[start]

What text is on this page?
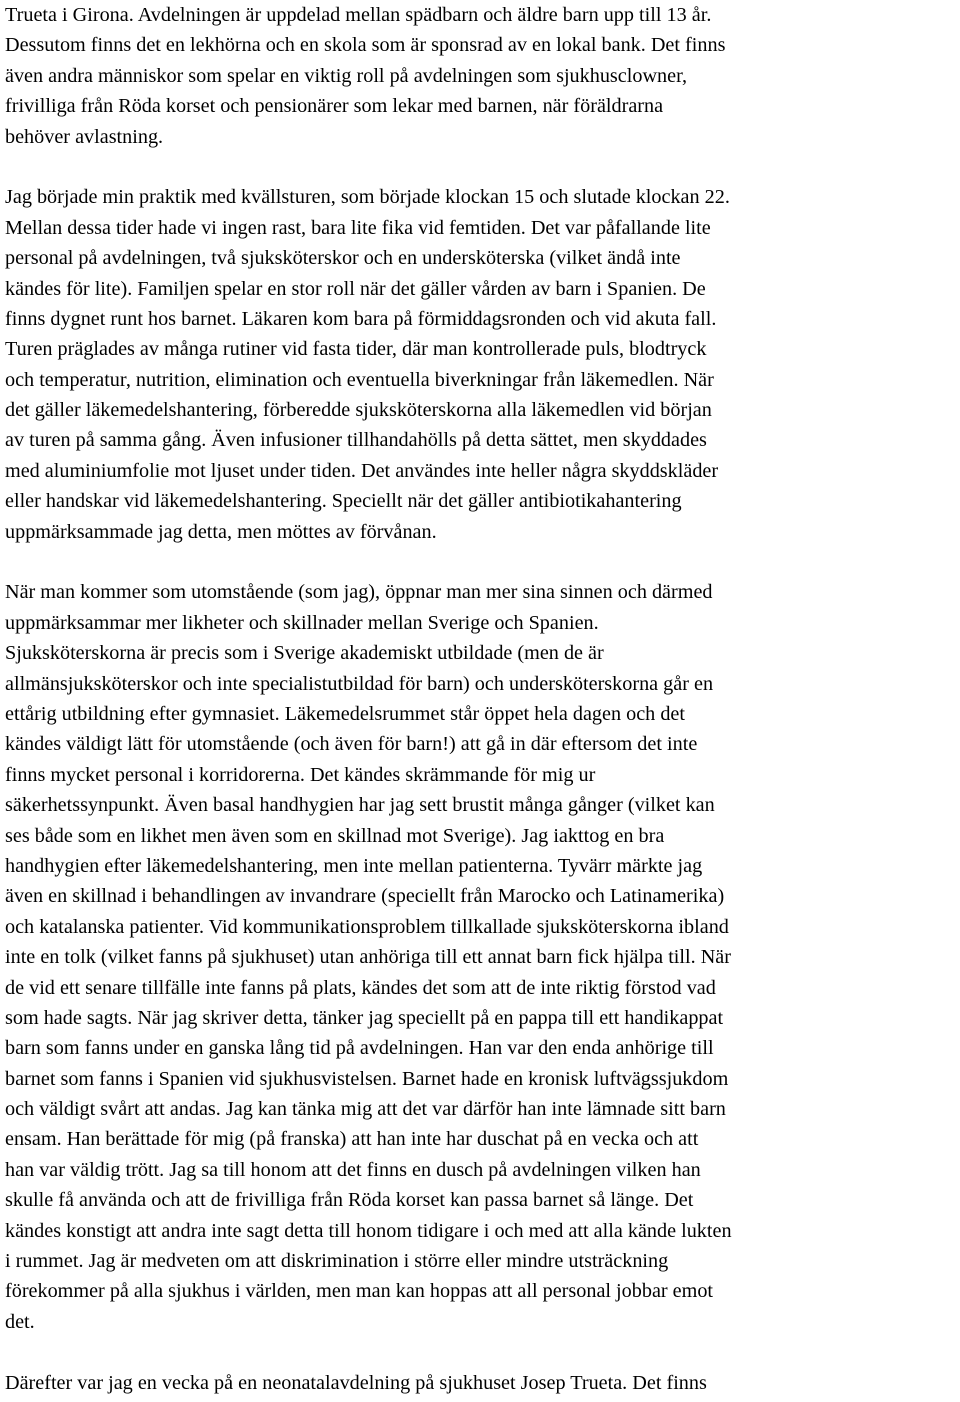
Trueta i Girona. Avdelningen är uppdelad mellan spädbarn och äldre barn upp till 13 år.
Dessutom finns det en lekhörna och en skola som är sponsrad av en lokal bank. Det finns
även andra människor som spelar en viktig roll på avdelningen som sjukhusclowner,
frivilliga från Röda korset och pensionärer som lekar med barnen, när föräldrarna
behöver avlastning.
Jag började min praktik med kvällsturen, som började klockan 15 och slutade klockan 22.
Mellan dessa tider hade vi ingen rast, bara lite fika vid femtiden. Det var påfallande lite
personal på avdelningen, två sjuksköterskor och en undersköterska (vilket ändå inte
kändes för lite). Familjen spelar en stor roll när det gäller vården av barn i Spanien. De
finns dygnet runt hos barnet. Läkaren kom bara på förmiddagsronden och vid akuta fall.
Turen präglades av många rutiner vid fasta tider, där man kontrollerade puls, blodtryck
och temperatur, nutrition, elimination och eventuella biverkningar från läkemedlen. När
det gäller läkemedelshantering, förberedde sjuksköterskorna alla läkemedlen vid början
av turen på samma gång. Även infusioner tillhandahölls på detta sättet, men skyddades
med aluminiumfolie mot ljuset under tiden. Det användes inte heller några skyddskläder
eller handskar vid läkemedelshantering. Speciellt när det gäller antibiotikahantering
uppmärksammade jag detta, men möttes av förvånan.
När man kommer som utomstående (som jag), öppnar man mer sina sinnen och därmed
uppmärksammar mer likheter och skillnader mellan Sverige och Spanien.
Sjuksköterskorna är precis som i Sverige akademiskt utbildade (men de är
allmänsjuksköterskor och inte specialistutbildad för barn) och undersköterskorna går en
ettårig utbildning efter gymnasiet. Läkemedelsrummet står öppet hela dagen och det
kändes väldigt lätt för utomstående (och även för barn!) att gå in där eftersom det inte
finns mycket personal i korridorerna. Det kändes skrämmande för mig ur
säkerhetssynpunkt. Även basal handhygien har jag sett brustit många gånger (vilket kan
ses både som en likhet men även som en skillnad mot Sverige). Jag iakttog en bra
handhygien efter läkemedelshantering, men inte mellan patienterna. Tyvärr märkte jag
även en skillnad i behandlingen av invandrare (speciellt från Marocko och Latinamerika)
och katalanska patienter. Vid kommunikationsproblem tillkallade sjuksköterskorna ibland
inte en tolk (vilket fanns på sjukhuset) utan anhöriga till ett annat barn fick hjälpa till. När
de vid ett senare tillfälle inte fanns på plats, kändes det som att de inte riktig förstod vad
som hade sagts. När jag skriver detta, tänker jag speciellt på en pappa till ett handikappat
barn som fanns under en ganska lång tid på avdelningen. Han var den enda anhörige till
barnet som fanns i Spanien vid sjukhusvistelsen. Barnet hade en kronisk luftvägssjukdom
och väldigt svårt att andas. Jag kan tänka mig att det var därför han inte lämnade sitt barn
ensam. Han berättade för mig (på franska) att han inte har duschat på en vecka och att
han var väldig trött. Jag sa till honom att det finns en dusch på avdelningen vilken han
skulle få använda och att de frivilliga från Röda korset kan passa barnet så länge. Det
kändes konstigt att andra inte sagt detta till honom tidigare i och med att alla kände lukten
i rummet. Jag är medveten om att diskrimination i större eller mindre utsträckning
förekommer på alla sjukhus i världen, men man kan hoppas att all personal jobbar emot
det.
Därefter var jag en vecka på en neonatalavdelning på sjukhuset Josep Trueta. Det finns
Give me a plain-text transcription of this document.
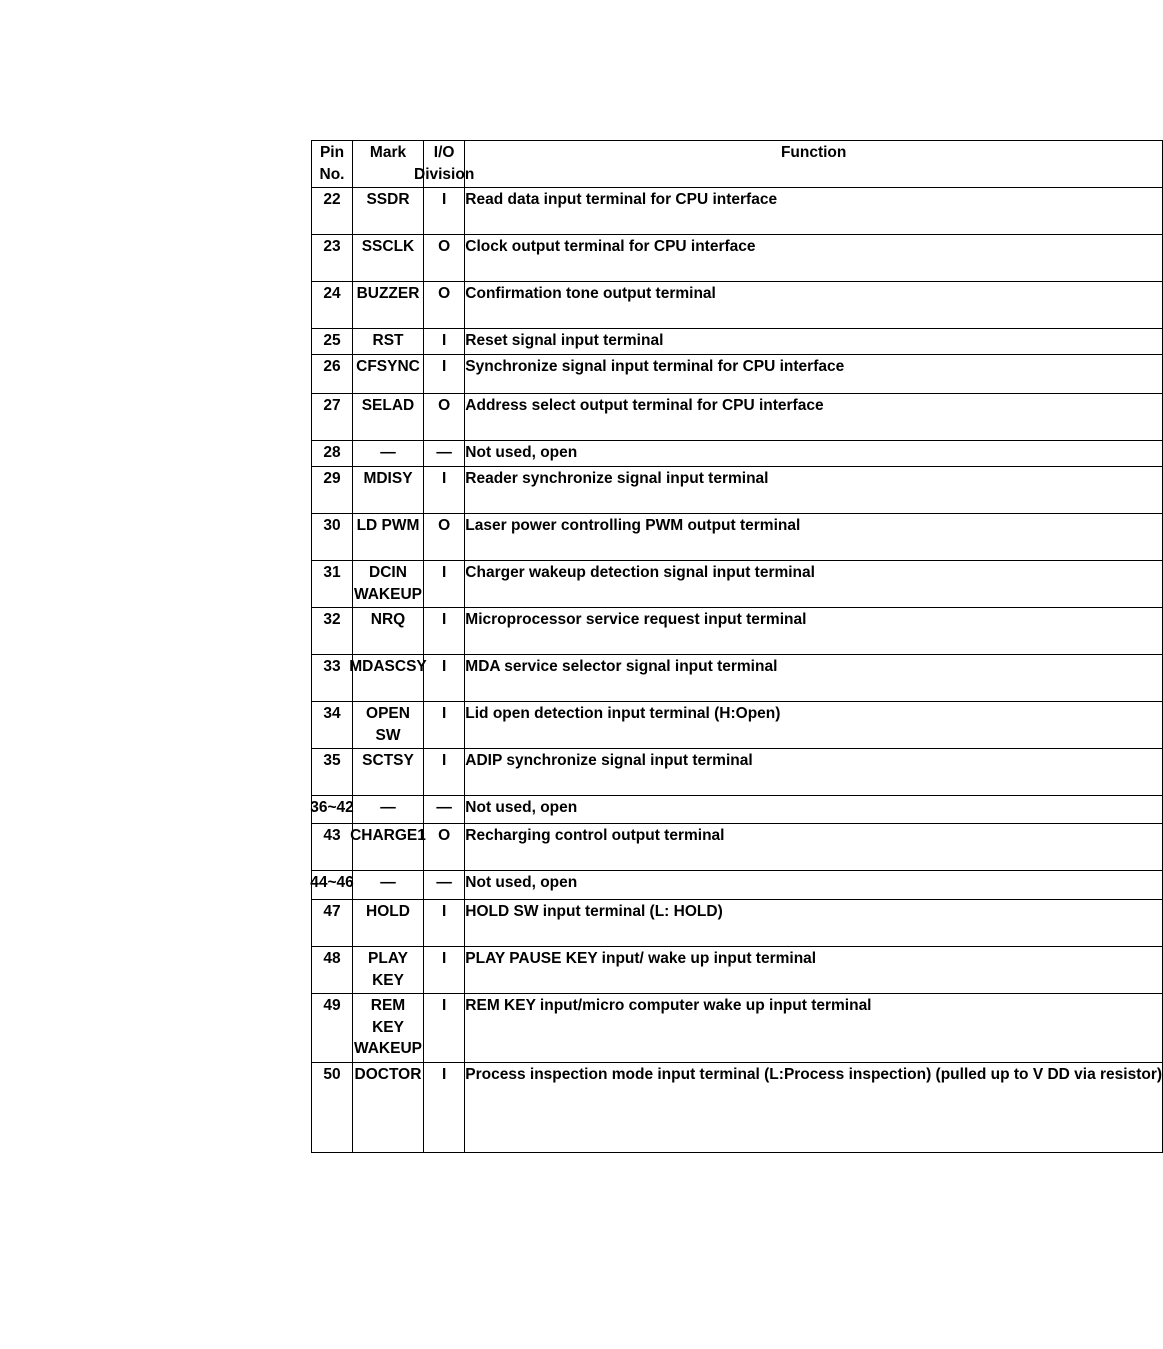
Pin No.	Mark	I/O Division	Function

22	SSDR	I	Read data input terminal for CPU interface

23	SSCLK	O	Clock output terminal for CPU interface

24	BUZZER	O	Confirmation tone output terminal

25	RST	I	Reset signal input terminal

26	CFSYNC	I	Synchronize signal input terminal for CPU interface

27	SELAD	O	Address select output terminal for CPU interface

28	—	—	Not used, open

29	MDISY	I	Reader synchronize signal input terminal

30	LD PWM	O	Laser power controlling PWM output terminal

31	DCIN WAKEUP	I	Charger wakeup detection signal input terminal

32	NRQ	I	Microprocessor service request input terminal

33	MDASCSY	I	MDA service selector signal input terminal

34	OPEN SW	I	Lid open detection input terminal (H:Open)

35	SCTSY	I	ADIP synchronize signal input terminal

36~42	—	—	Not used, open

43	CHARGE1	O	Recharging control output terminal

44~46	—	—	Not used, open

47	HOLD	I	HOLD SW input terminal (L: HOLD)

48	PLAY KEY	I	PLAY PAUSE KEY input/ wake up input terminal

49	REM KEY WAKEUP	I	REM KEY input/micro computer wake up input terminal

50	DOCTOR	I	Process inspection mode input terminal (L:Process inspection) (pulled up to V DD via resistor)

[end]

Instructions to follow: Print every entry exactly as written, without the pictures.

Output for this task:
What text is on this page?
Trueta i Girona. Avdelningen är uppdelad mellan spädbarn och äldre barn upp till 13 år.
Dessutom finns det en lekhörna och en skola som är sponsrad av en lokal bank. Det finns
även andra människor som spelar en viktig roll på avdelningen som sjukhusclowner,
frivilliga från Röda korset och pensionärer som lekar med barnen, när föräldrarna
behöver avlastning.
Jag började min praktik med kvällsturen, som började klockan 15 och slutade klockan 22.
Mellan dessa tider hade vi ingen rast, bara lite fika vid femtiden. Det var påfallande lite
personal på avdelningen, två sjuksköterskor och en undersköterska (vilket ändå inte
kändes för lite). Familjen spelar en stor roll när det gäller vården av barn i Spanien. De
finns dygnet runt hos barnet. Läkaren kom bara på förmiddagsronden och vid akuta fall.
Turen präglades av många rutiner vid fasta tider, där man kontrollerade puls, blodtryck
och temperatur, nutrition, elimination och eventuella biverkningar från läkemedlen. När
det gäller läkemedelshantering, förberedde sjuksköterskorna alla läkemedlen vid början
av turen på samma gång. Även infusioner tillhandahölls på detta sättet, men skyddades
med aluminiumfolie mot ljuset under tiden. Det användes inte heller några skyddskläder
eller handskar vid läkemedelshantering. Speciellt när det gäller antibiotikahantering
uppmärksammade jag detta, men möttes av förvånan.
När man kommer som utomstående (som jag), öppnar man mer sina sinnen och därmed
uppmärksammar mer likheter och skillnader mellan Sverige och Spanien.
Sjuksköterskorna är precis som i Sverige akademiskt utbildade (men de är
allmänsjuksköterskor och inte specialistutbildad för barn) och undersköterskorna går en
ettårig utbildning efter gymnasiet. Läkemedelsrummet står öppet hela dagen och det
kändes väldigt lätt för utomstående (och även för barn!) att gå in där eftersom det inte
finns mycket personal i korridorerna. Det kändes skrämmande för mig ur
säkerhetssynpunkt. Även basal handhygien har jag sett brustit många gånger (vilket kan
ses både som en likhet men även som en skillnad mot Sverige). Jag iakttog en bra
handhygien efter läkemedelshantering, men inte mellan patienterna. Tyvärr märkte jag
även en skillnad i behandlingen av invandrare (speciellt från Marocko och Latinamerika)
och katalanska patienter. Vid kommunikationsproblem tillkallade sjuksköterskorna ibland
inte en tolk (vilket fanns på sjukhuset) utan anhöriga till ett annat barn fick hjälpa till. När
de vid ett senare tillfälle inte fanns på plats, kändes det som att de inte riktig förstod vad
som hade sagts. När jag skriver detta, tänker jag speciellt på en pappa till ett handikappat
barn som fanns under en ganska lång tid på avdelningen. Han var den enda anhörige till
barnet som fanns i Spanien vid sjukhusvistelsen. Barnet hade en kronisk luftvägssjukdom
och väldigt svårt att andas. Jag kan tänka mig att det var därför han inte lämnade sitt barn
ensam. Han berättade för mig (på franska) att han inte har duschat på en vecka och att
han var väldig trött. Jag sa till honom att det finns en dusch på avdelningen vilken han
skulle få använda och att de frivilliga från Röda korset kan passa barnet så länge. Det
kändes konstigt att andra inte sagt detta till honom tidigare i och med att alla kände lukten
i rummet. Jag är medveten om att diskrimination i större eller mindre utsträckning
förekommer på alla sjukhus i världen, men man kan hoppas att all personal jobbar emot
det.
Därefter var jag en vecka på en neonatalavdelning på sjukhuset Josep Trueta. Det finns
Give me a plain-text transcription of this document.
Pin No.	Mark	I/O Division	Function

22	SSDR	I	Read data input terminal for CPU interface

23	SSCLK	O	Clock output terminal for CPU interface

24	BUZZER	O	Confirmation tone output terminal

25	RST	I	Reset signal input terminal

26	CFSYNC	I	Synchronize signal input terminal for CPU interface

27	SELAD	O	Address select output terminal for CPU interface

28	—	—	Not used, open

29	MDISY	I	Reader synchronize signal input terminal

30	LD PWM	O	Laser power controlling PWM output terminal

31	DCIN WAKEUP	I	Charger wakeup detection signal input terminal

32	NRQ	I	Microprocessor service request input terminal

33	MDASCSY	I	MDA service selector signal input terminal

34	OPEN SW	I	Lid open detection input terminal (H:Open)

35	SCTSY	I	ADIP synchronize signal input terminal

36~42	—	—	Not used, open

43	CHARGE1	O	Recharging control output terminal

44~46	—	—	Not used, open

47	HOLD	I	HOLD SW input terminal (L: HOLD)

48	PLAY KEY	I	PLAY PAUSE KEY input/ wake up input terminal

49	REM KEY WAKEUP	I	REM KEY input/micro computer wake up input terminal

50	DOCTOR	I	Process inspection mode input terminal (L:Process inspection) (pulled up to V DD via resistor)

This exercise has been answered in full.